Go through the material and pull out every line with the string "data" in it.

+++ INPUT RECORDS +++

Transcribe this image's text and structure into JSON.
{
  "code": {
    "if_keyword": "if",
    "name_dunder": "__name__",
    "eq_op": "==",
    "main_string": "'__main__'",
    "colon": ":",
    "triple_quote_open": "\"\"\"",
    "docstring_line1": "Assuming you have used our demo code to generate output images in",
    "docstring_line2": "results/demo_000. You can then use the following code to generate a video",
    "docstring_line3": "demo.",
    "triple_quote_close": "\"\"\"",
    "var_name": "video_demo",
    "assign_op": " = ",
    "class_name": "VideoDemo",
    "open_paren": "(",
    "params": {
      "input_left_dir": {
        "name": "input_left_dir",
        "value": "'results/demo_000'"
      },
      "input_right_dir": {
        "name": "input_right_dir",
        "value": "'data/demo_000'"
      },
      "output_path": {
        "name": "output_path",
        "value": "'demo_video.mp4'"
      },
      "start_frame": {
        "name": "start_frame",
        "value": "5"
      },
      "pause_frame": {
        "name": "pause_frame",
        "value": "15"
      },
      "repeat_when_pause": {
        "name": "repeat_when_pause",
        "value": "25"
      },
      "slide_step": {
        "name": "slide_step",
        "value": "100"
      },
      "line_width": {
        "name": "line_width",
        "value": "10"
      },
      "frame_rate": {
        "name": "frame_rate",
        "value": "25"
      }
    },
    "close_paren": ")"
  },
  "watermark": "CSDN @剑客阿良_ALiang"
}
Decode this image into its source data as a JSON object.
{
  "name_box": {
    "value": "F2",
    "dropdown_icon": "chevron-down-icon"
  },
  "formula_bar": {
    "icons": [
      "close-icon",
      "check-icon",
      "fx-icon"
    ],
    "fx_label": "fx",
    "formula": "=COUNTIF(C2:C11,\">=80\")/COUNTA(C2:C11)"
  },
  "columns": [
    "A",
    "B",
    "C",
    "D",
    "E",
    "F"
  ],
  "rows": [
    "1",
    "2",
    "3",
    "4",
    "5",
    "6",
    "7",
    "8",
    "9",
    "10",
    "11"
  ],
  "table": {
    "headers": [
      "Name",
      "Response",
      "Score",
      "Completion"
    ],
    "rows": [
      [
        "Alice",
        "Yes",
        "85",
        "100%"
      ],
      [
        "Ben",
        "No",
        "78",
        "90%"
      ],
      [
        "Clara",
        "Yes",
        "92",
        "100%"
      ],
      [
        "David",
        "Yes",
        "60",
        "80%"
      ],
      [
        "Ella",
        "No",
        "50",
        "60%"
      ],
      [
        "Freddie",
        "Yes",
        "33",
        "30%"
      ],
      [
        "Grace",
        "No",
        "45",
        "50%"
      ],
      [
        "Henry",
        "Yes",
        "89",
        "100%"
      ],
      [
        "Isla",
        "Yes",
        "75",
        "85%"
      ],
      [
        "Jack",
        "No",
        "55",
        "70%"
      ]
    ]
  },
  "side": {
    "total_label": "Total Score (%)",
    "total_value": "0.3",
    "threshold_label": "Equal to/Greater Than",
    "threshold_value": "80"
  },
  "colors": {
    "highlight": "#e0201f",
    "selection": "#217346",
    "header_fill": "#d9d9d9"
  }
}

+++

SOLUTION TO THIS TASK:
        "value": "'data/demo_000'"
Decode this image into its source data as a JSON object.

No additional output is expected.